• Your instructions: For every record beneath this instruction, give an exact repetition, omitting images.

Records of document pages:
===============

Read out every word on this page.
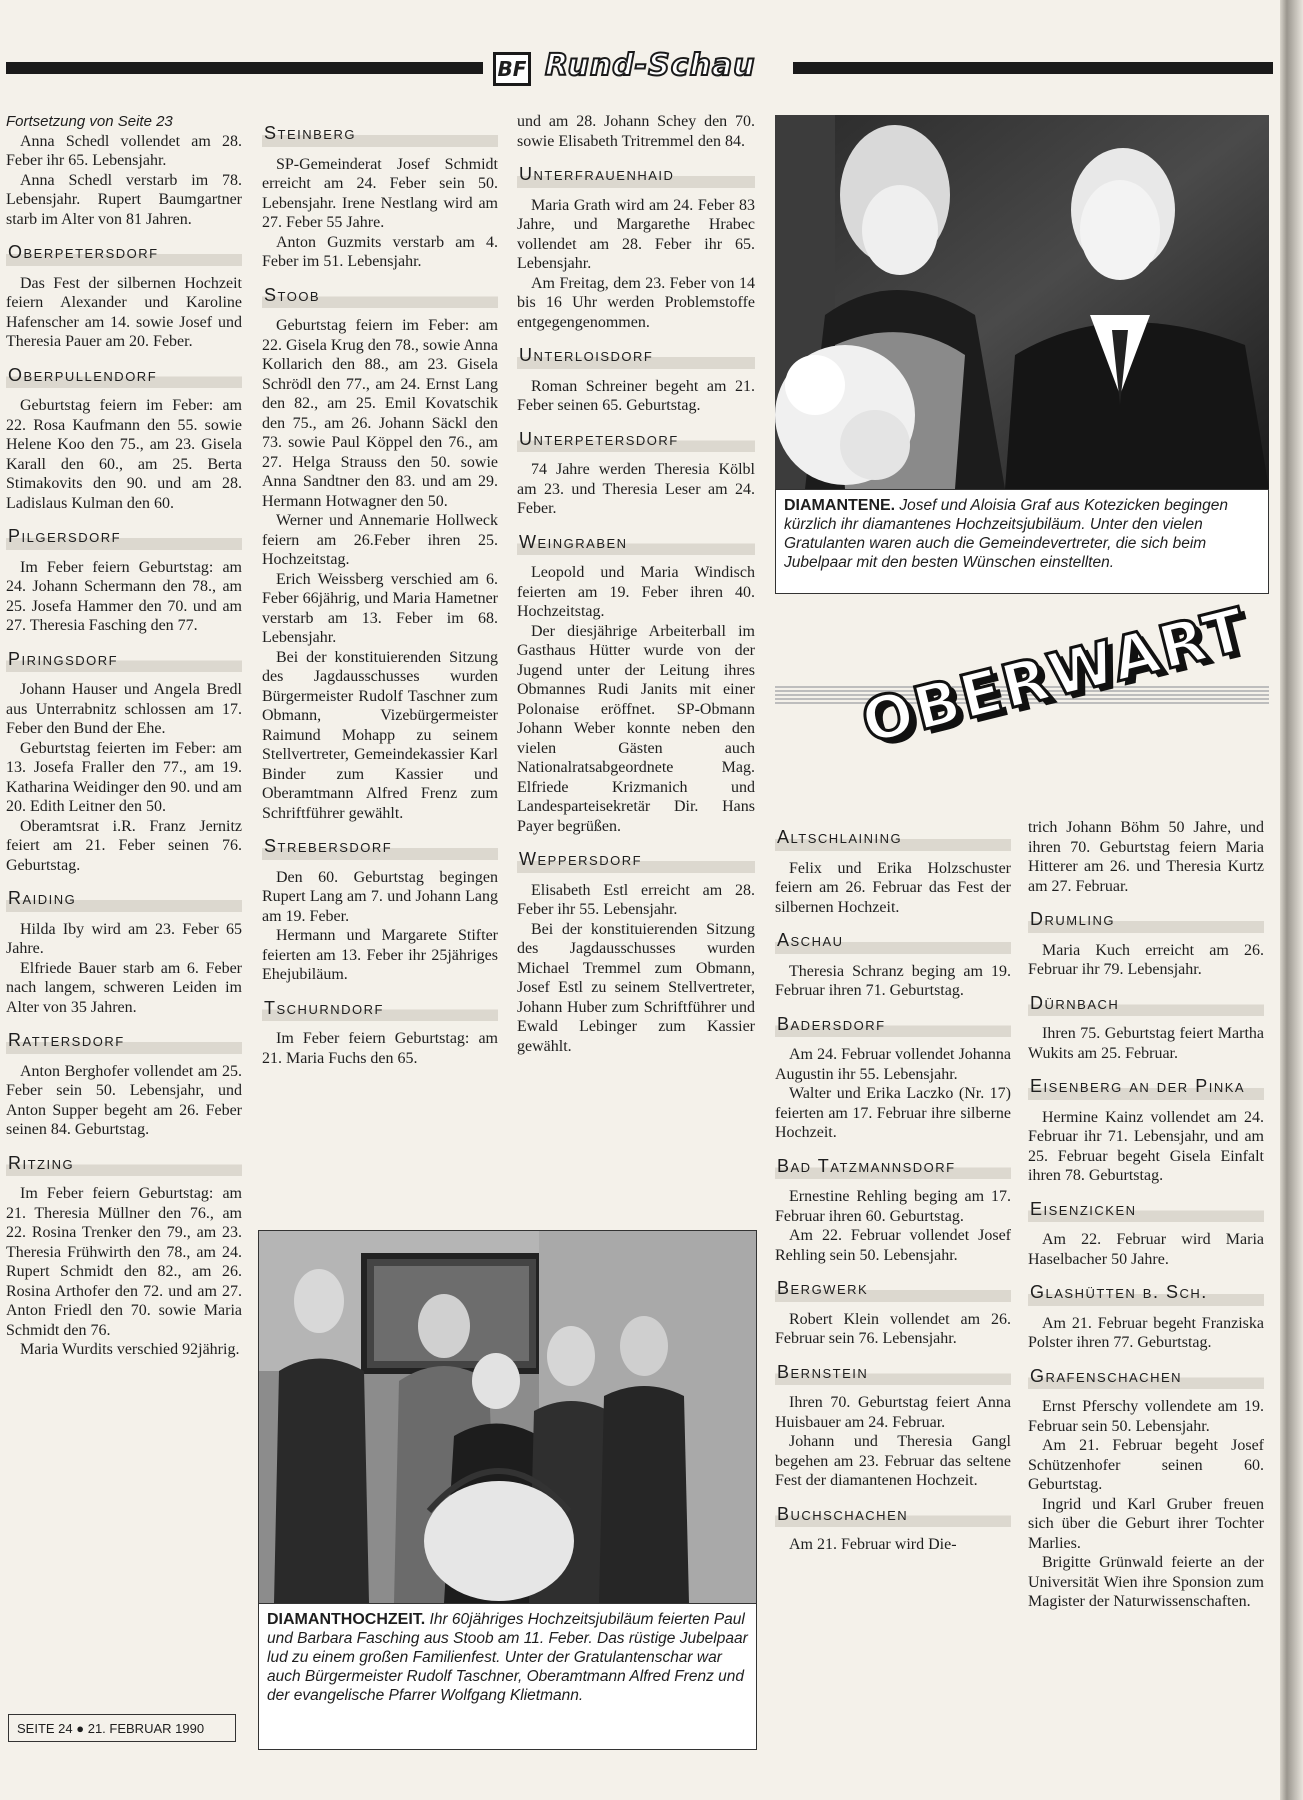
BF Rund-Schau

Fortsetzung von Seite 23

Anna Schedl vollendet am 28. Feber ihr 65. Lebensjahr.

Anna Schedl verstarb im 78. Lebensjahr. Rupert Baumgartner starb im Alter von 81 Jahren.

Oberpetersdorf

Das Fest der silbernen Hochzeit feiern Alexander und Karoline Hafenscher am 14. sowie Josef und Theresia Pauer am 20. Feber.

Oberpullendorf

Geburtstag feiern im Feber: am 22. Rosa Kaufmann den 55. sowie Helene Koo den 75., am 23. Gisela Karall den 60., am 25. Berta Stimakovits den 90. und am 28. Ladislaus Kulman den 60.

Pilgersdorf

Im Feber feiern Geburtstag: am 24. Johann Schermann den 78., am 25. Josefa Hammer den 70. und am 27. Theresia Fasching den 77.

Piringsdorf

Johann Hauser und Angela Bredl aus Unterrabnitz schlossen am 17. Feber den Bund der Ehe.

Geburtstag feierten im Feber: am 13. Josefa Fraller den 77., am 19. Katharina Weidinger den 90. und am 20. Edith Leitner den 50.

Oberamtsrat i.R. Franz Jernitz feiert am 21. Feber seinen 76. Geburtstag.

Raiding

Hilda Iby wird am 23. Feber 65 Jahre.

Elfriede Bauer starb am 6. Feber nach langem, schweren Leiden im Alter von 35 Jahren.

Rattersdorf

Anton Berghofer vollendet am 25. Feber sein 50. Lebensjahr, und Anton Supper begeht am 26. Feber seinen 84. Geburtstag.

Ritzing

Im Feber feiern Geburtstag: am 21. Theresia Müllner den 76., am 22. Rosina Trenker den 79., am 23. Theresia Frühwirth den 78., am 24. Rupert Schmidt den 82., am 26. Rosina Arthofer den 72. und am 27. Anton Friedl den 70. sowie Maria Schmidt den 76.

Maria Wurdits verschied 92jährig.

Steinberg

SP-Gemeinderat Josef Schmidt erreicht am 24. Feber sein 50. Lebensjahr. Irene Nestlang wird am 27. Feber 55 Jahre.

Anton Guzmits verstarb am 4. Feber im 51. Lebensjahr.

Stoob

Geburtstag feiern im Feber: am 22. Gisela Krug den 78., sowie Anna Kollarich den 88., am 23. Gisela Schrödl den 77., am 24. Ernst Lang den 82., am 25. Emil Kovatschik den 75., am 26. Johann Säckl den 73. sowie Paul Köppel den 76., am 27. Helga Strauss den 50. sowie Anna Sandtner den 83. und am 29. Hermann Hotwagner den 50.

Werner und Annemarie Hollweck feiern am 26.Feber ihren 25. Hochzeitstag.

Erich Weissberg verschied am 6. Feber 66jährig, und Maria Hametner verstarb am 13. Feber im 68. Lebensjahr.

Bei der konstituierenden Sitzung des Jagdausschusses wurden Bürgermeister Rudolf Taschner zum Obmann, Vizebürgermeister Raimund Mohapp zu seinem Stellvertreter, Gemeindekassier Karl Binder zum Kassier und Oberamtmann Alfred Frenz zum Schriftführer gewählt.

Strebersdorf

Den 60. Geburtstag begingen Rupert Lang am 7. und Johann Lang am 19. Feber.

Hermann und Margarete Stifter feierten am 13. Feber ihr 25jähriges Ehejubiläum.

Tschurndorf

Im Feber feiern Geburtstag: am 21. Maria Fuchs den 65.

und am 28. Johann Schey den 70. sowie Elisabeth Tritremmel den 84.

Unterfrauenhaid

Maria Grath wird am 24. Feber 83 Jahre, und Margarethe Hrabec vollendet am 28. Feber ihr 65. Lebensjahr.

Am Freitag, dem 23. Feber von 14 bis 16 Uhr werden Problemstoffe entgegengenommen.

Unterloisdorf

Roman Schreiner begeht am 21. Feber seinen 65. Geburtstag.

Unterpetersdorf

74 Jahre werden Theresia Kölbl am 23. und Theresia Leser am 24. Feber.

Weingraben

Leopold und Maria Windisch feierten am 19. Feber ihren 40. Hochzeitstag.

Der diesjährige Arbeiterball im Gasthaus Hütter wurde von der Jugend unter der Leitung ihres Obmannes Rudi Janits mit einer Polonaise eröffnet. SP-Obmann Johann Weber konnte neben den vielen Gästen auch Nationalratsabgeordnete Mag. Elfriede Krizmanich und Landesparteisekretär Dir. Hans Payer begrüßen.

Weppersdorf

Elisabeth Estl erreicht am 28. Feber ihr 55. Lebensjahr.

Bei der konstituierenden Sitzung des Jagdausschusses wurden Michael Tremmel zum Obmann, Josef Estl zu seinem Stellvertreter, Johann Huber zum Schriftführer und Ewald Lebinger zum Kassier gewählt.

DIAMANTENE. Josef und Aloisia Graf aus Kotezicken begingen kürzlich ihr diamantenes Hochzeitsjubiläum. Unter den vielen Gratulanten waren auch die Gemeindevertreter, die sich beim Jubelpaar mit den besten Wünschen einstellten.
OBERWART
Altschlaining

Felix und Erika Holzschuster feiern am 26. Februar das Fest der silbernen Hochzeit.

Aschau

Theresia Schranz beging am 19. Februar ihren 71. Geburtstag.

Badersdorf

Am 24. Februar vollendet Johanna Augustin ihr 55. Lebensjahr.

Walter und Erika Laczko (Nr. 17) feierten am 17. Februar ihre silberne Hochzeit.

Bad Tatzmannsdorf

Ernestine Rehling beging am 17. Februar ihren 60. Geburtstag.

Am 22. Februar vollendet Josef Rehling sein 50. Lebensjahr.

Bergwerk

Robert Klein vollendet am 26. Februar sein 76. Lebensjahr.

Bernstein

Ihren 70. Geburtstag feiert Anna Huisbauer am 24. Februar.

Johann und Theresia Gangl begehen am 23. Februar das seltene Fest der diamantenen Hochzeit.

Buchschachen

Am 21. Februar wird Die-

trich Johann Böhm 50 Jahre, und ihren 70. Geburtstag feiern Maria Hitterer am 26. und Theresia Kurtz am 27. Februar.

Drumling

Maria Kuch erreicht am 26. Februar ihr 79. Lebensjahr.

Dürnbach

Ihren 75. Geburtstag feiert Martha Wukits am 25. Februar.

Eisenberg an der Pinka

Hermine Kainz vollendet am 24. Februar ihr 71. Lebensjahr, und am 25. Februar begeht Gisela Einfalt ihren 78. Geburtstag.

Eisenzicken

Am 22. Februar wird Maria Haselbacher 50 Jahre.

Glashütten b. Sch.

Am 21. Februar begeht Franziska Polster ihren 77. Geburtstag.

Grafenschachen

Ernst Pferschy vollendete am 19. Februar sein 50. Lebensjahr.

Am 21. Februar begeht Josef Schützenhofer seinen 60. Geburtstag.

Ingrid und Karl Gruber freuen sich über die Geburt ihrer Tochter Marlies.

Brigitte Grünwald feierte an der Universität Wien ihre Sponsion zum Magister der Naturwissenschaften.

DIAMANTHOCHZEIT. Ihr 60jähriges Hochzeitsjubiläum feierten Paul und Barbara Fasching aus Stoob am 11. Feber. Das rüstige Jubelpaar lud zu einem großen Familienfest. Unter der Gratulantenschar war auch Bürgermeister Rudolf Taschner, Oberamtmann Alfred Frenz und der evangelische Pfarrer Wolfgang Klietmann.
SEITE 24 ● 21. FEBRUAR 1990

===============

• Written reply:
Read out every word on this page.
BF Rund-Schau

Fortsetzung von Seite 23

Anna Schedl vollendet am 28. Feber ihr 65. Lebensjahr.

Anna Schedl verstarb im 78. Lebensjahr. Rupert Baumgartner starb im Alter von 81 Jahren.

Oberpetersdorf

Das Fest der silbernen Hochzeit feiern Alexander und Karoline Hafenscher am 14. sowie Josef und Theresia Pauer am 20. Feber.

Oberpullendorf

Geburtstag feiern im Feber: am 22. Rosa Kaufmann den 55. sowie Helene Koo den 75., am 23. Gisela Karall den 60., am 25. Berta Stimakovits den 90. und am 28. Ladislaus Kulman den 60.

Pilgersdorf

Im Feber feiern Geburtstag: am 24. Johann Schermann den 78., am 25. Josefa Hammer den 70. und am 27. Theresia Fasching den 77.

Piringsdorf

Johann Hauser und Angela Bredl aus Unterrabnitz schlossen am 17. Feber den Bund der Ehe.

Geburtstag feierten im Feber: am 13. Josefa Fraller den 77., am 19. Katharina Weidinger den 90. und am 20. Edith Leitner den 50.

Oberamtsrat i.R. Franz Jernitz feiert am 21. Feber seinen 76. Geburtstag.

Raiding

Hilda Iby wird am 23. Feber 65 Jahre.

Elfriede Bauer starb am 6. Feber nach langem, schweren Leiden im Alter von 35 Jahren.

Rattersdorf

Anton Berghofer vollendet am 25. Feber sein 50. Lebensjahr, und Anton Supper begeht am 26. Feber seinen 84. Geburtstag.

Ritzing

Im Feber feiern Geburtstag: am 21. Theresia Müllner den 76., am 22. Rosina Trenker den 79., am 23. Theresia Frühwirth den 78., am 24. Rupert Schmidt den 82., am 26. Rosina Arthofer den 72. und am 27. Anton Friedl den 70. sowie Maria Schmidt den 76.

Maria Wurdits verschied 92jährig.

Steinberg

SP-Gemeinderat Josef Schmidt erreicht am 24. Feber sein 50. Lebensjahr. Irene Nestlang wird am 27. Feber 55 Jahre.

Anton Guzmits verstarb am 4. Feber im 51. Lebensjahr.

Stoob

Geburtstag feiern im Feber: am 22. Gisela Krug den 78., sowie Anna Kollarich den 88., am 23. Gisela Schrödl den 77., am 24. Ernst Lang den 82., am 25. Emil Kovatschik den 75., am 26. Johann Säckl den 73. sowie Paul Köppel den 76., am 27. Helga Strauss den 50. sowie Anna Sandtner den 83. und am 29. Hermann Hotwagner den 50.

Werner und Annemarie Hollweck feiern am 26.Feber ihren 25. Hochzeitstag.

Erich Weissberg verschied am 6. Feber 66jährig, und Maria Hametner verstarb am 13. Feber im 68. Lebensjahr.

Bei der konstituierenden Sitzung des Jagdausschusses wurden Bürgermeister Rudolf Taschner zum Obmann, Vizebürgermeister Raimund Mohapp zu seinem Stellvertreter, Gemeindekassier Karl Binder zum Kassier und Oberamtmann Alfred Frenz zum Schriftführer gewählt.

Strebersdorf

Den 60. Geburtstag begingen Rupert Lang am 7. und Johann Lang am 19. Feber.

Hermann und Margarete Stifter feierten am 13. Feber ihr 25jähriges Ehejubiläum.

Tschurndorf

Im Feber feiern Geburtstag: am 21. Maria Fuchs den 65.

und am 28. Johann Schey den 70. sowie Elisabeth Tritremmel den 84.

Unterfrauenhaid

Maria Grath wird am 24. Feber 83 Jahre, und Margarethe Hrabec vollendet am 28. Feber ihr 65. Lebensjahr.

Am Freitag, dem 23. Feber von 14 bis 16 Uhr werden Problemstoffe entgegengenommen.

Unterloisdorf

Roman Schreiner begeht am 21. Feber seinen 65. Geburtstag.

Unterpetersdorf

74 Jahre werden Theresia Kölbl am 23. und Theresia Leser am 24. Feber.

Weingraben

Leopold und Maria Windisch feierten am 19. Feber ihren 40. Hochzeitstag.

Der diesjährige Arbeiterball im Gasthaus Hütter wurde von der Jugend unter der Leitung ihres Obmannes Rudi Janits mit einer Polonaise eröffnet. SP-Obmann Johann Weber konnte neben den vielen Gästen auch Nationalratsabgeordnete Mag. Elfriede Krizmanich und Landesparteisekretär Dir. Hans Payer begrüßen.

Weppersdorf

Elisabeth Estl erreicht am 28. Feber ihr 55. Lebensjahr.

Bei der konstituierenden Sitzung des Jagdausschusses wurden Michael Tremmel zum Obmann, Josef Estl zu seinem Stellvertreter, Johann Huber zum Schriftführer und Ewald Lebinger zum Kassier gewählt.

DIAMANTENE. Josef und Aloisia Graf aus Kotezicken begingen kürzlich ihr diamantenes Hochzeitsjubiläum. Unter den vielen Gratulanten waren auch die Gemeindevertreter, die sich beim Jubelpaar mit den besten Wünschen einstellten.
OBERWART
Altschlaining

Felix und Erika Holzschuster feiern am 26. Februar das Fest der silbernen Hochzeit.

Aschau

Theresia Schranz beging am 19. Februar ihren 71. Geburtstag.

Badersdorf

Am 24. Februar vollendet Johanna Augustin ihr 55. Lebensjahr.

Walter und Erika Laczko (Nr. 17) feierten am 17. Februar ihre silberne Hochzeit.

Bad Tatzmannsdorf

Ernestine Rehling beging am 17. Februar ihren 60. Geburtstag.

Am 22. Februar vollendet Josef Rehling sein 50. Lebensjahr.

Bergwerk

Robert Klein vollendet am 26. Februar sein 76. Lebensjahr.

Bernstein

Ihren 70. Geburtstag feiert Anna Huisbauer am 24. Februar.

Johann und Theresia Gangl begehen am 23. Februar das seltene Fest der diamantenen Hochzeit.

Buchschachen

Am 21. Februar wird Die-

trich Johann Böhm 50 Jahre, und ihren 70. Geburtstag feiern Maria Hitterer am 26. und Theresia Kurtz am 27. Februar.

Drumling

Maria Kuch erreicht am 26. Februar ihr 79. Lebensjahr.

Dürnbach

Ihren 75. Geburtstag feiert Martha Wukits am 25. Februar.

Eisenberg an der Pinka

Hermine Kainz vollendet am 24. Februar ihr 71. Lebensjahr, und am 25. Februar begeht Gisela Einfalt ihren 78. Geburtstag.

Eisenzicken

Am 22. Februar wird Maria Haselbacher 50 Jahre.

Glashütten b. Sch.

Am 21. Februar begeht Franziska Polster ihren 77. Geburtstag.

Grafenschachen

Ernst Pferschy vollendete am 19. Februar sein 50. Lebensjahr.

Am 21. Februar begeht Josef Schützenhofer seinen 60. Geburtstag.

Ingrid und Karl Gruber freuen sich über die Geburt ihrer Tochter Marlies.

Brigitte Grünwald feierte an der Universität Wien ihre Sponsion zum Magister der Naturwissenschaften.

DIAMANTHOCHZEIT. Ihr 60jähriges Hochzeitsjubiläum feierten Paul und Barbara Fasching aus Stoob am 11. Feber. Das rüstige Jubelpaar lud zu einem großen Familienfest. Unter der Gratulantenschar war auch Bürgermeister Rudolf Taschner, Oberamtmann Alfred Frenz und der evangelische Pfarrer Wolfgang Klietmann.
SEITE 24 ● 21. FEBRUAR 1990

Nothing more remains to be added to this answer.